• Provided records

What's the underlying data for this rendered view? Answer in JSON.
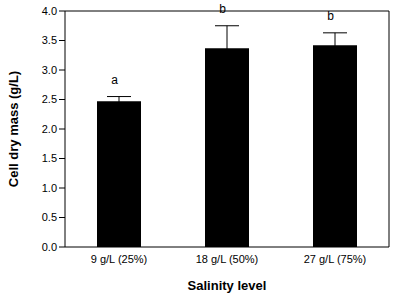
{
  "chart_data": {
    "type": "bar",
    "categories": [
      "9 g/L (25%)",
      "18 g/L (50%)",
      "27 g/L (75%)"
    ],
    "values": [
      2.47,
      3.37,
      3.42
    ],
    "errors": [
      0.08,
      0.38,
      0.21
    ],
    "annotations": [
      "a",
      "b",
      "b"
    ],
    "color": "#000000",
    "xlabel": "Salinity level",
    "ylabel": "Cell dry mass (g/L)",
    "ylim": [
      0,
      4
    ],
    "yticks": [
      {
        "value": 0,
        "label": "0.0"
      },
      0.5,
      {
        "value": 1,
        "label": "1.0"
      },
      1.5,
      {
        "value": 2,
        "label": "2.0"
      },
      2.5,
      {
        "value": 3,
        "label": "3.0"
      },
      3.5,
      {
        "value": 4,
        "label": "4.0"
      }
    ],
    "grid": false
  }
}
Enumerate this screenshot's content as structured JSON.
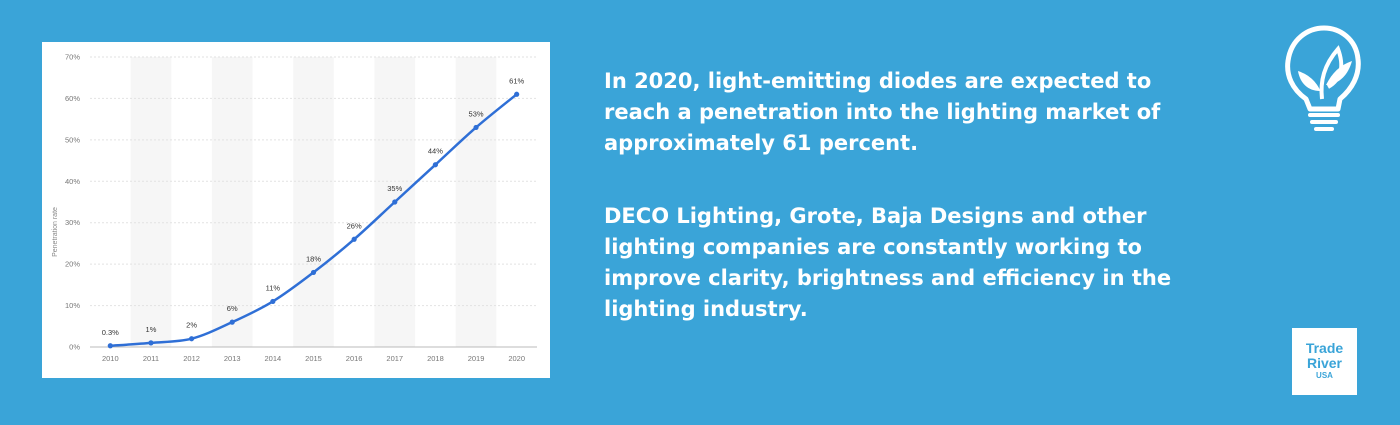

• Aim of the task
Strip out the images, then output the records above word for word.

• Full output
What's the underlying data for this rendered view? Answer in JSON.
{
  "chart_data": {
    "type": "bar",
    "categories": [
      "9 g/L (25%)",
      "18 g/L (50%)",
      "27 g/L (75%)"
    ],
    "values": [
      2.47,
      3.37,
      3.42
    ],
    "errors": [
      0.08,
      0.38,
      0.21
    ],
    "annotations": [
      "a",
      "b",
      "b"
    ],
    "color": "#000000",
    "xlabel": "Salinity level",
    "ylabel": "Cell dry mass (g/L)",
    "ylim": [
      0,
      4
    ],
    "yticks": [
      {
        "value": 0,
        "label": "0.0"
      },
      0.5,
      {
        "value": 1,
        "label": "1.0"
      },
      1.5,
      {
        "value": 2,
        "label": "2.0"
      },
      2.5,
      {
        "value": 3,
        "label": "3.0"
      },
      3.5,
      {
        "value": 4,
        "label": "4.0"
      }
    ],
    "grid": false
  }
}
Enumerate this screenshot's content as structured JSON.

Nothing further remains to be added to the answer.